Content starts

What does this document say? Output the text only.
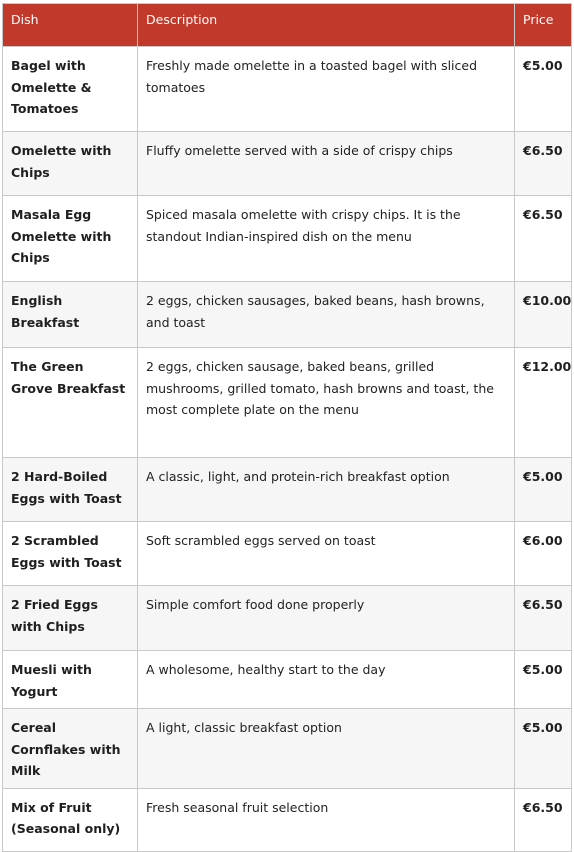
Dish	Description	Price
Bagel with Omelette & Tomatoes	Freshly made omelette in a toasted bagel with sliced tomatoes	€5.00
Omelette with Chips	Fluffy omelette served with a side of crispy chips	€6.50
Masala Egg Omelette with Chips	Spiced masala omelette with crispy chips. It is the standout Indian-inspired dish on the menu	€6.50
English Breakfast	2 eggs, chicken sausages, baked beans, hash browns, and toast	€10.00
The Green Grove Breakfast	2 eggs, chicken sausage, baked beans, grilled mushrooms, grilled tomato, hash browns and toast, the most complete plate on the menu	€12.00
2 Hard-Boiled Eggs with Toast	A classic, light, and protein-rich breakfast option	€5.00
2 Scrambled Eggs with Toast	Soft scrambled eggs served on toast	€6.00
2 Fried Eggs with Chips	Simple comfort food done properly	€6.50
Muesli with Yogurt	A wholesome, healthy start to the day	€5.00
Cereal Cornflakes with Milk	A light, classic breakfast option	€5.00
Mix of Fruit (Seasonal only)	Fresh seasonal fruit selection	€6.50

Content ends

§ **Assigned task**
Copy whichever lines in the listing above hold "crispy".

§ **Task answer**
Omelette with Chips	Fluffy omelette served with a side of crispy chips	€6.50
Masala Egg Omelette with Chips	Spiced masala omelette with crispy chips. It is the standout Indian-inspired dish on the menu	€6.50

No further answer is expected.